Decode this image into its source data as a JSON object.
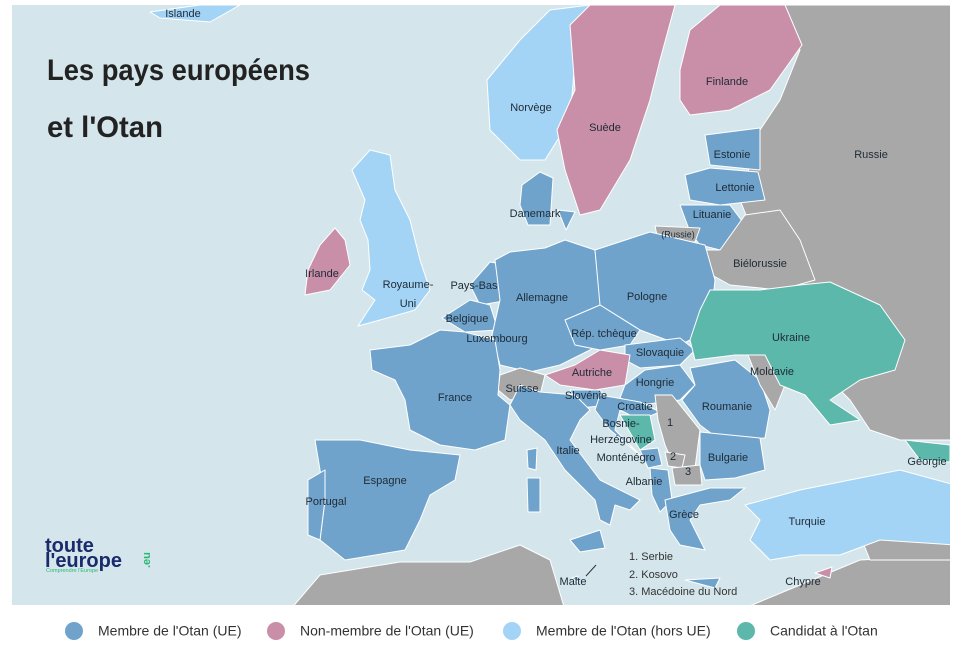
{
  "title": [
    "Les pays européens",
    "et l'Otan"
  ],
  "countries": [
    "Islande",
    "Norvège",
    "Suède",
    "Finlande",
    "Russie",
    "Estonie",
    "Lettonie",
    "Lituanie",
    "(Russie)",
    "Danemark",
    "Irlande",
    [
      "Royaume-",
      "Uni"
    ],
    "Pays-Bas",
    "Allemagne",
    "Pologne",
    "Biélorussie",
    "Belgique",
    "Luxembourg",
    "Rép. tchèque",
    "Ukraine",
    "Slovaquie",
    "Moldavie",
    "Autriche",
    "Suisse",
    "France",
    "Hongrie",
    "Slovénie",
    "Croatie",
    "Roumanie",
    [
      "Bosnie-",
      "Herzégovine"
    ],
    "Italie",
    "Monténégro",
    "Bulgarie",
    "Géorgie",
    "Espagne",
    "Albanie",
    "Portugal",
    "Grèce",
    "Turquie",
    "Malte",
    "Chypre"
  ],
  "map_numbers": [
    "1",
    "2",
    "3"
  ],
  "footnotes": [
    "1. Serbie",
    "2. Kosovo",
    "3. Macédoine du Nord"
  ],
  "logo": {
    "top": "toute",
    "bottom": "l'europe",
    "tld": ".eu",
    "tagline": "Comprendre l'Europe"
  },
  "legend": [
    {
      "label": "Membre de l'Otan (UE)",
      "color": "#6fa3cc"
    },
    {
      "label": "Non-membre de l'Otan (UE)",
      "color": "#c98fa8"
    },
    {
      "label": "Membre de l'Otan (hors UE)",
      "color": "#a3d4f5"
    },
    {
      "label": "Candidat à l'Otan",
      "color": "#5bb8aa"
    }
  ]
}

#### [EXERCISE DIRECTIONS]
Of the lines in the material, how many include "Otan"? Respond with the number alone.

#### [FULL SOLUTION]
5